Task directions: Below are the records. List every line holding the word "marker".

Data records:
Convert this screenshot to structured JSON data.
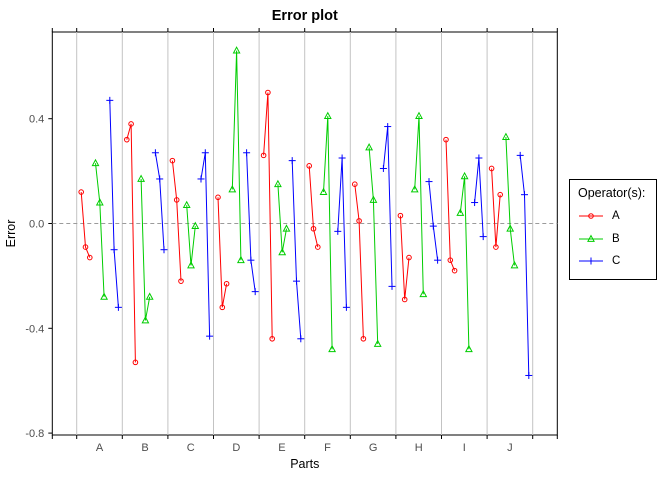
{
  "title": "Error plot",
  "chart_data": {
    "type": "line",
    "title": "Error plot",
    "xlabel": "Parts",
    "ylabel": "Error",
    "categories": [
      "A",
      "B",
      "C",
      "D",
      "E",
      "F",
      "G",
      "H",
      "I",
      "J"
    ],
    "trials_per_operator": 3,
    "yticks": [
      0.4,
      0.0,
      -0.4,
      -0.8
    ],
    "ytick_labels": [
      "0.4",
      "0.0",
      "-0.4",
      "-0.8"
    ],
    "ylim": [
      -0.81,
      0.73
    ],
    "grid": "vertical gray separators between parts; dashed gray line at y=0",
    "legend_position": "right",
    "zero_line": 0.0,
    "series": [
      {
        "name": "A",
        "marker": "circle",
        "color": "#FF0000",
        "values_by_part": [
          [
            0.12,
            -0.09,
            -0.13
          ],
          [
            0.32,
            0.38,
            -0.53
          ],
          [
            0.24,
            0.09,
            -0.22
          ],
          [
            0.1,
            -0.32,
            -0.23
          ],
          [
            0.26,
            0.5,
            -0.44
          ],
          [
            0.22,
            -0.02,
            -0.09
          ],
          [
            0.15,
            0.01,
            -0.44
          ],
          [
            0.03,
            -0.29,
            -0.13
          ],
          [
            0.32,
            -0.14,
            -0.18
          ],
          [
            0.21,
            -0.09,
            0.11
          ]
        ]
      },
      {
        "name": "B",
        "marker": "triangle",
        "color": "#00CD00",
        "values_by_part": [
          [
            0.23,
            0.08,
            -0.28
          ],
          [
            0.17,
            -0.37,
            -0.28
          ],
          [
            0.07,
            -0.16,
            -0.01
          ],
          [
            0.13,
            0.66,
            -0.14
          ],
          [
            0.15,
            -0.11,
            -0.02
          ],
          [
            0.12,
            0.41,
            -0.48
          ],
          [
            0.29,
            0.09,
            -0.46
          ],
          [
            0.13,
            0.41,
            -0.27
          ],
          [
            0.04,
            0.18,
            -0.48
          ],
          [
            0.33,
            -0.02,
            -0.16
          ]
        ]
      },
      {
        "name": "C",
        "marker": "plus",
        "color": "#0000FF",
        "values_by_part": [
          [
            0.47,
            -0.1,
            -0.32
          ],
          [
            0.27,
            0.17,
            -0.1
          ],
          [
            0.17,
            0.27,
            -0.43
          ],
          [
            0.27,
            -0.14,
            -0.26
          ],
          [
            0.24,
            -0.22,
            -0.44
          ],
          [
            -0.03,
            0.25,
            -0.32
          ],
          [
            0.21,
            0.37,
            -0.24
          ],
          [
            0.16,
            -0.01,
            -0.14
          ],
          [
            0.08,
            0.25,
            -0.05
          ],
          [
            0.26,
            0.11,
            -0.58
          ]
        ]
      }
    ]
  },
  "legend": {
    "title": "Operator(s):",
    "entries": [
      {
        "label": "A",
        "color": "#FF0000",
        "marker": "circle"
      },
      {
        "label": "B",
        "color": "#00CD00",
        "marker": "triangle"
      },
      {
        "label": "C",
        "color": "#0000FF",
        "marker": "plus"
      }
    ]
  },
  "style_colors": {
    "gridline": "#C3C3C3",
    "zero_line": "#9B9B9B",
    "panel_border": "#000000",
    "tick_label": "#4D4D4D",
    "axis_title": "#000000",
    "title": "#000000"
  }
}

Solution for this task:
        "marker": "circle",
        "marker": "triangle",
        "marker": "plus",
        "marker": "circle"
        "marker": "triangle"
        "marker": "plus"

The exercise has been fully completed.